» Information provided
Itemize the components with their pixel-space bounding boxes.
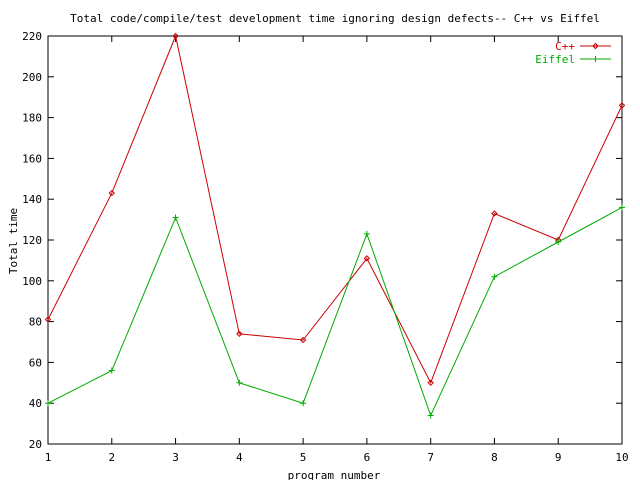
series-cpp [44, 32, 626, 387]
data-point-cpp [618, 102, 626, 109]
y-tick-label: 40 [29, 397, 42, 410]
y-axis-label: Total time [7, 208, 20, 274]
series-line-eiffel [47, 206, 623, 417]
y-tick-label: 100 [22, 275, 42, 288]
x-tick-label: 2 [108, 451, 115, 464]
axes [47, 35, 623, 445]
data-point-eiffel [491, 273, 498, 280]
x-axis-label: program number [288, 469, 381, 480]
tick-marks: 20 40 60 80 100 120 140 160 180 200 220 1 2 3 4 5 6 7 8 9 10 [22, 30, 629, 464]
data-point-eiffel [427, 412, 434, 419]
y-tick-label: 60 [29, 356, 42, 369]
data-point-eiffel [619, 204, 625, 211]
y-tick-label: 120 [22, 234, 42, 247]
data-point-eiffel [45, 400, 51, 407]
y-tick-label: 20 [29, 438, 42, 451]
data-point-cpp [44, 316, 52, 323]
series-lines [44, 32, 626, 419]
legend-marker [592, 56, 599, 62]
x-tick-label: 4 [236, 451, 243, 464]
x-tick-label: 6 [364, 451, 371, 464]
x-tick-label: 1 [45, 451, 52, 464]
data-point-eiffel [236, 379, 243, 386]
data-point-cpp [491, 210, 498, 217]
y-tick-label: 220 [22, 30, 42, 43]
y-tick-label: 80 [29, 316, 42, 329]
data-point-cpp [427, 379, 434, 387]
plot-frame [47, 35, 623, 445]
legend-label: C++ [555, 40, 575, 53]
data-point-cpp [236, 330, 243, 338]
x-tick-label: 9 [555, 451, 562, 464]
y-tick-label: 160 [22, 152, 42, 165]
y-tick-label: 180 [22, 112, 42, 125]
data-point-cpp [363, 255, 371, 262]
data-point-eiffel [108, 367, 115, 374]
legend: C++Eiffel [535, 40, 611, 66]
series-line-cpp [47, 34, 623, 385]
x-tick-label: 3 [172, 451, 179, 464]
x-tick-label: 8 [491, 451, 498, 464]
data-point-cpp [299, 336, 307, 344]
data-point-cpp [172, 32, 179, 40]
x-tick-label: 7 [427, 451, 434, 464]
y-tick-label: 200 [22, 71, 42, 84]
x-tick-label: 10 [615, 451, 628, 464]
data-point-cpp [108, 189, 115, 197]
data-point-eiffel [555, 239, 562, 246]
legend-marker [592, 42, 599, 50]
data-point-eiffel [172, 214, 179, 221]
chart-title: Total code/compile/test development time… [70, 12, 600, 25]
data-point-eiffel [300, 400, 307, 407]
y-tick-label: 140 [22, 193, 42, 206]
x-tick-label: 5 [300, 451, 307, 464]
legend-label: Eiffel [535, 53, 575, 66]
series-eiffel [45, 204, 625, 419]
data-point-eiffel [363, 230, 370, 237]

==

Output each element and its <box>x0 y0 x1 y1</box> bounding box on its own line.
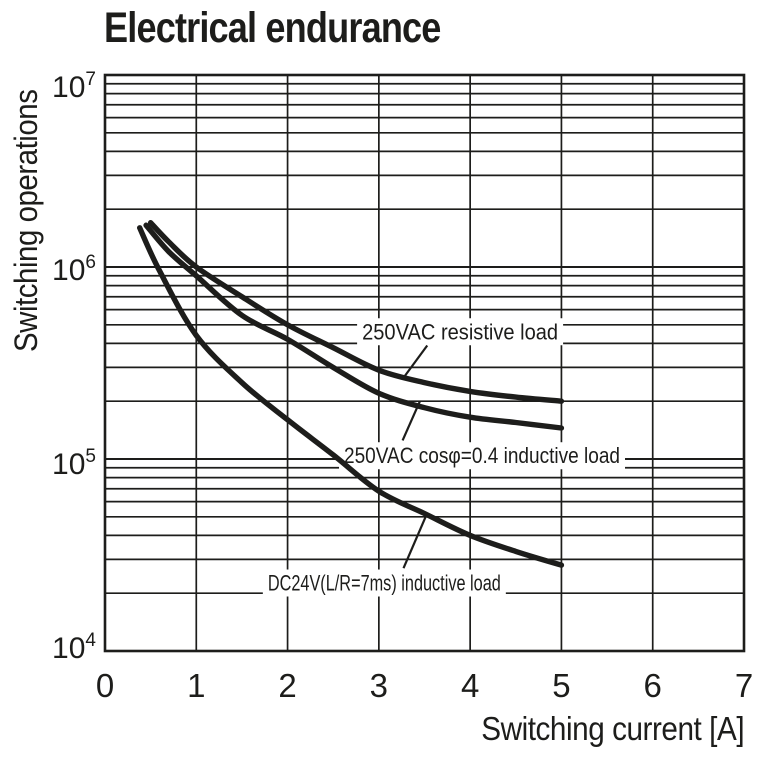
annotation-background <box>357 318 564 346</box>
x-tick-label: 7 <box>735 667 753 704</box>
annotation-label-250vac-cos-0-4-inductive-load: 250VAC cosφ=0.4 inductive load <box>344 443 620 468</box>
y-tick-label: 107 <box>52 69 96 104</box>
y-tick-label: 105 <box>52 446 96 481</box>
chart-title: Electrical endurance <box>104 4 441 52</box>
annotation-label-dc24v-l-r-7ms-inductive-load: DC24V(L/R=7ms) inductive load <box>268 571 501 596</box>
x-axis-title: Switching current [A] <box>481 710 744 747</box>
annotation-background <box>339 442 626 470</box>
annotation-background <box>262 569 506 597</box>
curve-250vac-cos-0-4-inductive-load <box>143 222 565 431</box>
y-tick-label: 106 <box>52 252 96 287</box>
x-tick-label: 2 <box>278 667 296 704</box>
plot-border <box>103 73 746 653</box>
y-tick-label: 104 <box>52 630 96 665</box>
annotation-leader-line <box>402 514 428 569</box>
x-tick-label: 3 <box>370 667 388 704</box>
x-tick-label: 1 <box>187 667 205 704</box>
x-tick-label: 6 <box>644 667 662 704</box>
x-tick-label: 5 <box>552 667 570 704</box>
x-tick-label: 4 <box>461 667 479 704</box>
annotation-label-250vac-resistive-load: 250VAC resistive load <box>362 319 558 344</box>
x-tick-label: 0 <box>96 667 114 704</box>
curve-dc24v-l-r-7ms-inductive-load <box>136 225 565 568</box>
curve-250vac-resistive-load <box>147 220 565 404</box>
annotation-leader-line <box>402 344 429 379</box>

* * *

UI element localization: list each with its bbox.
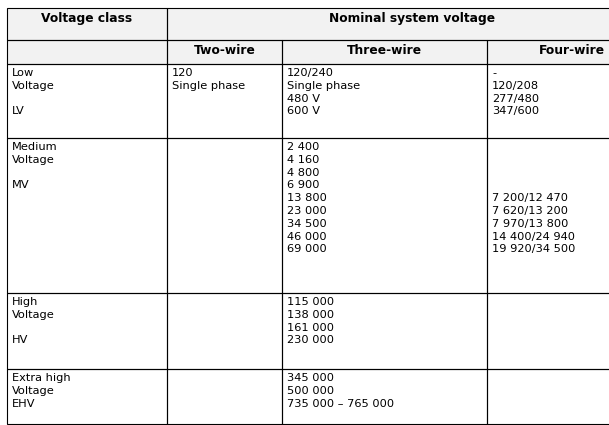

» The problem
Copy out again the records from the line containing "Itemize the components" through the line containing "plot-frame [47, 35, 623, 445]", with both of those lines included. Leave the pictures out.

» Result of this task
Itemize the components with their pixel-space bounding boxes.
series-cpp [44, 32, 626, 387]
data-point-cpp [618, 102, 626, 109]
y-tick-label: 40 [29, 397, 42, 410]
y-axis-label: Total time [7, 208, 20, 274]
series-line-eiffel [47, 206, 623, 417]
y-tick-label: 100 [22, 275, 42, 288]
x-tick-label: 2 [108, 451, 115, 464]
axes [47, 35, 623, 445]
data-point-eiffel [491, 273, 498, 280]
x-axis-label: program number [288, 469, 381, 480]
tick-marks: 20 40 60 80 100 120 140 160 180 200 220 1 2 3 4 5 6 7 8 9 10 [22, 30, 629, 464]
data-point-eiffel [427, 412, 434, 419]
y-tick-label: 60 [29, 356, 42, 369]
data-point-eiffel [619, 204, 625, 211]
y-tick-label: 120 [22, 234, 42, 247]
data-point-eiffel [45, 400, 51, 407]
y-tick-label: 20 [29, 438, 42, 451]
data-point-cpp [44, 316, 52, 323]
series-lines [44, 32, 626, 419]
legend-marker [592, 56, 599, 62]
x-tick-label: 4 [236, 451, 243, 464]
x-tick-label: 6 [364, 451, 371, 464]
x-tick-label: 1 [45, 451, 52, 464]
data-point-eiffel [236, 379, 243, 386]
data-point-cpp [491, 210, 498, 217]
y-tick-label: 220 [22, 30, 42, 43]
y-tick-label: 80 [29, 316, 42, 329]
data-point-cpp [427, 379, 434, 387]
plot-frame [47, 35, 623, 445]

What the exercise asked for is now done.